- _Do this_
Lines that contain "heading" are to be counted; give only their number.

- _Excerpted records_
------------

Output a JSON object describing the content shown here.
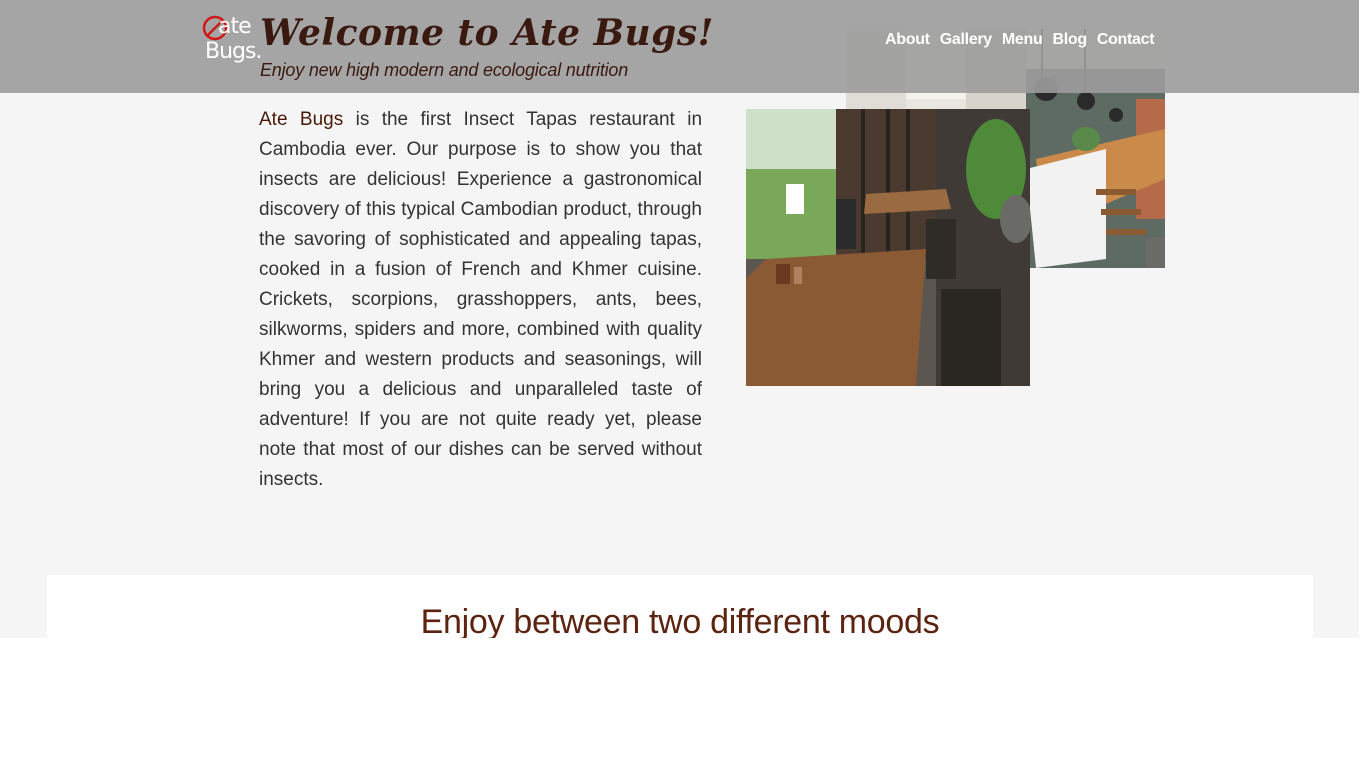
{
  "header": {
    "logo_top": "ate",
    "logo_bottom": "Bugs.",
    "title": "Welcome to Ate Bugs!",
    "tagline": "Enjoy new high modern and ecological nutrition"
  },
  "nav": {
    "items": [
      "About",
      "Gallery",
      "Menu",
      "Blog",
      "Contact"
    ]
  },
  "intro": {
    "brand": "Ate Bugs",
    "text": " is the first Insect Tapas restaurant in Cambodia ever. Our purpose is to show you that insects are delicious! Experience a gastronomical discovery of this typical Cambodian product, through the savoring of sophisticated and appealing tapas, cooked in a fusion of French and Khmer cuisine. Crickets, scorpions, grasshoppers, ants, bees, silkworms, spiders and more, combined with quality Khmer and western products and seasonings, will bring you a delicious and unparalleled taste of adventure! If you are not quite ready yet, please note that most of our dishes can be served without insects."
  },
  "moods": {
    "heading": "Enjoy between two different moods"
  },
  "colors": {
    "header_bg": "#9c9c9c",
    "title": "#3a1a10",
    "brand": "#4a1a08",
    "heading": "#5c2410",
    "page_bg": "#f5f5f5"
  }
}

------------

- _Correct result_
2